* PROBLEM STATEMENT:
Extract every record, exactly as written, and ignore the pictures.

* DATA PROVIDED:

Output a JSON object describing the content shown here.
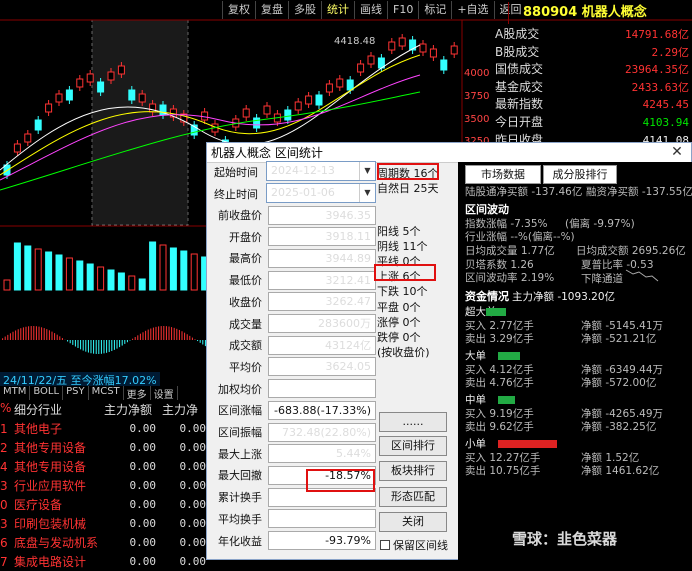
{
  "toolbar": [
    "复权",
    "复盘",
    "多股",
    "统计",
    "画线",
    "F10",
    "标记",
    "+自选",
    "返回"
  ],
  "stock": {
    "title": "880904 机器人概念"
  },
  "quote": [
    {
      "label": "A股成交",
      "value": "14791.68亿",
      "color": "red"
    },
    {
      "label": "B股成交",
      "value": "2.29亿",
      "color": "red"
    },
    {
      "label": "国债成交",
      "value": "23964.35亿",
      "color": "red"
    },
    {
      "label": "基金成交",
      "value": "2433.63亿",
      "color": "red"
    },
    {
      "label": "最新指数",
      "value": "4245.45",
      "color": "red"
    },
    {
      "label": "今日开盘",
      "value": "4103.94",
      "color": "green"
    },
    {
      "label": "昨日收盘",
      "value": "4141.08",
      "color": "white"
    }
  ],
  "yaxis": [
    "4000",
    "3750",
    "3500",
    "3250"
  ],
  "chart_label_high": "4418.48",
  "datebar": "24/11/22/五  至今涨幅17.02%",
  "bottom_tabs": [
    "MTM",
    "BOLL",
    "PSY",
    "MCST",
    "更多",
    "设置"
  ],
  "industry": {
    "headers": [
      "%",
      "细分行业",
      "主力净额",
      "主力净"
    ],
    "rows": [
      {
        "num": "1",
        "name": "其他电子",
        "v1": "0.00",
        "v2": "0.00"
      },
      {
        "num": "2",
        "name": "其他专用设备",
        "v1": "0.00",
        "v2": "0.00"
      },
      {
        "num": "4",
        "name": "其他专用设备",
        "v1": "0.00",
        "v2": "0.00"
      },
      {
        "num": "3",
        "name": "行业应用软件",
        "v1": "0.00",
        "v2": "0.00"
      },
      {
        "num": "0",
        "name": "医疗设备",
        "v1": "0.00",
        "v2": "0.00"
      },
      {
        "num": "3",
        "name": "印刷包装机械",
        "v1": "0.00",
        "v2": "0.00"
      },
      {
        "num": "6",
        "name": "底盘与发动机系",
        "v1": "0.00",
        "v2": "0.00"
      },
      {
        "num": "7",
        "name": "集成电路设计",
        "v1": "0.00",
        "v2": "0.00"
      }
    ]
  },
  "dialog": {
    "title": "机器人概念 区间统计",
    "start_label": "起始时间",
    "start_date": "2024-12-13",
    "end_label": "终止时间",
    "end_date": "2025-01-06",
    "fields": [
      {
        "label": "前收盘价",
        "value": "3946.35"
      },
      {
        "label": "开盘价",
        "value": "3918.11"
      },
      {
        "label": "最高价",
        "value": "3944.89"
      },
      {
        "label": "最低价",
        "value": "3212.41"
      },
      {
        "label": "收盘价",
        "value": "3262.47"
      },
      {
        "label": "成交量",
        "value": "283600万"
      },
      {
        "label": "成交额",
        "value": "43124亿"
      },
      {
        "label": "平均价",
        "value": "3624.05"
      },
      {
        "label": "加权均价",
        "value": ""
      },
      {
        "label": "区间涨幅",
        "value": "-683.88(-17.33%)"
      },
      {
        "label": "区间振幅",
        "value": "732.48(22.80%)"
      },
      {
        "label": "最大上涨",
        "value": "5.44%"
      },
      {
        "label": "最大回撤",
        "value": "-18.57%"
      },
      {
        "label": "累计换手",
        "value": ""
      },
      {
        "label": "平均换手",
        "value": ""
      },
      {
        "label": "年化收益",
        "value": "-93.79%"
      }
    ],
    "stats": [
      "周期数 16个",
      "自然日 25天",
      "",
      "阳线 5个",
      "阴线 11个",
      "平线 0个",
      "上涨 6个",
      "下跌 10个",
      "平盘 0个",
      "涨停 0个",
      "跌停 0个",
      "(按收盘价)"
    ],
    "buttons": {
      "more": "......",
      "sector_rank": "区间排行",
      "board_rank": "板块排行",
      "pattern": "形态匹配",
      "close": "关闭"
    },
    "keep_interval": "保留区间线",
    "tabs": [
      "市场数据",
      "成分股排行"
    ],
    "market": {
      "hsgt_buy": "陆股通净买额 -137.46亿",
      "fund_buy": "融资净买额 -137.55亿",
      "range_title": "区间波动",
      "index_range": "指数涨幅 -7.35%",
      "index_dev": "(偏离 -9.97%)",
      "industry_range": "行业涨幅 --%(偏离--%)",
      "daily_vol": "日均成交量 1.77亿",
      "daily_amt": "日均成交额 2695.26亿",
      "beta": "贝塔系数 1.26",
      "sharpe": "夏普比率 -0.53",
      "volatility": "区间波动率 2.19%",
      "trend": "下降通道",
      "fund_title": "资金情况",
      "main_net": "主力净额 -1093.20亿",
      "blocks": [
        {
          "name": "超大单",
          "buy": "买入 2.77亿手",
          "sell": "卖出 3.29亿手",
          "net_buy": "净额 -5145.41万",
          "net_sell": "净额 -521.21亿",
          "bar_color": "#22aa44",
          "bar_frac": 0.12
        },
        {
          "name": "大单",
          "buy": "买入 4.12亿手",
          "sell": "卖出 4.76亿手",
          "net_buy": "净额 -6349.44万",
          "net_sell": "净额 -572.00亿",
          "bar_color": "#22aa44",
          "bar_frac": 0.13
        },
        {
          "name": "中单",
          "buy": "买入 9.19亿手",
          "sell": "卖出 9.62亿手",
          "net_buy": "净额 -4265.49万",
          "net_sell": "净额 -382.25亿",
          "bar_color": "#22aa44",
          "bar_frac": 0.1
        },
        {
          "name": "小单",
          "buy": "买入 12.27亿手",
          "sell": "卖出 10.75亿手",
          "net_buy": "净额 1.52亿",
          "net_sell": "净额 1461.62亿",
          "bar_color": "#dd2222",
          "bar_frac": 0.35
        }
      ]
    }
  },
  "watermark": "雪球：韭色菜器"
}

* REPLY TO THE TASK:
Output a JSON object describing the content shown here.
{
  "toolbar": [
    "复权",
    "复盘",
    "多股",
    "统计",
    "画线",
    "F10",
    "标记",
    "+自选",
    "返回"
  ],
  "stock": {
    "title": "880904 机器人概念"
  },
  "quote": [
    {
      "label": "A股成交",
      "value": "14791.68亿",
      "color": "red"
    },
    {
      "label": "B股成交",
      "value": "2.29亿",
      "color": "red"
    },
    {
      "label": "国债成交",
      "value": "23964.35亿",
      "color": "red"
    },
    {
      "label": "基金成交",
      "value": "2433.63亿",
      "color": "red"
    },
    {
      "label": "最新指数",
      "value": "4245.45",
      "color": "red"
    },
    {
      "label": "今日开盘",
      "value": "4103.94",
      "color": "green"
    },
    {
      "label": "昨日收盘",
      "value": "4141.08",
      "color": "white"
    }
  ],
  "yaxis": [
    "4000",
    "3750",
    "3500",
    "3250"
  ],
  "chart_label_high": "4418.48",
  "datebar": "24/11/22/五  至今涨幅17.02%",
  "bottom_tabs": [
    "MTM",
    "BOLL",
    "PSY",
    "MCST",
    "更多",
    "设置"
  ],
  "industry": {
    "headers": [
      "%",
      "细分行业",
      "主力净额",
      "主力净"
    ],
    "rows": [
      {
        "num": "1",
        "name": "其他电子",
        "v1": "0.00",
        "v2": "0.00"
      },
      {
        "num": "2",
        "name": "其他专用设备",
        "v1": "0.00",
        "v2": "0.00"
      },
      {
        "num": "4",
        "name": "其他专用设备",
        "v1": "0.00",
        "v2": "0.00"
      },
      {
        "num": "3",
        "name": "行业应用软件",
        "v1": "0.00",
        "v2": "0.00"
      },
      {
        "num": "0",
        "name": "医疗设备",
        "v1": "0.00",
        "v2": "0.00"
      },
      {
        "num": "3",
        "name": "印刷包装机械",
        "v1": "0.00",
        "v2": "0.00"
      },
      {
        "num": "6",
        "name": "底盘与发动机系",
        "v1": "0.00",
        "v2": "0.00"
      },
      {
        "num": "7",
        "name": "集成电路设计",
        "v1": "0.00",
        "v2": "0.00"
      }
    ]
  },
  "dialog": {
    "title": "机器人概念 区间统计",
    "start_label": "起始时间",
    "start_date": "2024-12-13",
    "end_label": "终止时间",
    "end_date": "2025-01-06",
    "fields": [
      {
        "label": "前收盘价",
        "value": "3946.35"
      },
      {
        "label": "开盘价",
        "value": "3918.11"
      },
      {
        "label": "最高价",
        "value": "3944.89"
      },
      {
        "label": "最低价",
        "value": "3212.41"
      },
      {
        "label": "收盘价",
        "value": "3262.47"
      },
      {
        "label": "成交量",
        "value": "283600万"
      },
      {
        "label": "成交额",
        "value": "43124亿"
      },
      {
        "label": "平均价",
        "value": "3624.05"
      },
      {
        "label": "加权均价",
        "value": ""
      },
      {
        "label": "区间涨幅",
        "value": "-683.88(-17.33%)"
      },
      {
        "label": "区间振幅",
        "value": "732.48(22.80%)"
      },
      {
        "label": "最大上涨",
        "value": "5.44%"
      },
      {
        "label": "最大回撤",
        "value": "-18.57%"
      },
      {
        "label": "累计换手",
        "value": ""
      },
      {
        "label": "平均换手",
        "value": ""
      },
      {
        "label": "年化收益",
        "value": "-93.79%"
      }
    ],
    "stats": [
      "周期数 16个",
      "自然日 25天",
      "",
      "阳线 5个",
      "阴线 11个",
      "平线 0个",
      "上涨 6个",
      "下跌 10个",
      "平盘 0个",
      "涨停 0个",
      "跌停 0个",
      "(按收盘价)"
    ],
    "buttons": {
      "more": "......",
      "sector_rank": "区间排行",
      "board_rank": "板块排行",
      "pattern": "形态匹配",
      "close": "关闭"
    },
    "keep_interval": "保留区间线",
    "tabs": [
      "市场数据",
      "成分股排行"
    ],
    "market": {
      "hsgt_buy": "陆股通净买额 -137.46亿",
      "fund_buy": "融资净买额 -137.55亿",
      "range_title": "区间波动",
      "index_range": "指数涨幅 -7.35%",
      "index_dev": "(偏离 -9.97%)",
      "industry_range": "行业涨幅 --%(偏离--%)",
      "daily_vol": "日均成交量 1.77亿",
      "daily_amt": "日均成交额 2695.26亿",
      "beta": "贝塔系数 1.26",
      "sharpe": "夏普比率 -0.53",
      "volatility": "区间波动率 2.19%",
      "trend": "下降通道",
      "fund_title": "资金情况",
      "main_net": "主力净额 -1093.20亿",
      "blocks": [
        {
          "name": "超大单",
          "buy": "买入 2.77亿手",
          "sell": "卖出 3.29亿手",
          "net_buy": "净额 -5145.41万",
          "net_sell": "净额 -521.21亿",
          "bar_color": "#22aa44",
          "bar_frac": 0.12
        },
        {
          "name": "大单",
          "buy": "买入 4.12亿手",
          "sell": "卖出 4.76亿手",
          "net_buy": "净额 -6349.44万",
          "net_sell": "净额 -572.00亿",
          "bar_color": "#22aa44",
          "bar_frac": 0.13
        },
        {
          "name": "中单",
          "buy": "买入 9.19亿手",
          "sell": "卖出 9.62亿手",
          "net_buy": "净额 -4265.49万",
          "net_sell": "净额 -382.25亿",
          "bar_color": "#22aa44",
          "bar_frac": 0.1
        },
        {
          "name": "小单",
          "buy": "买入 12.27亿手",
          "sell": "卖出 10.75亿手",
          "net_buy": "净额 1.52亿",
          "net_sell": "净额 1461.62亿",
          "bar_color": "#dd2222",
          "bar_frac": 0.35
        }
      ]
    }
  },
  "watermark": "雪球：韭色菜器"
}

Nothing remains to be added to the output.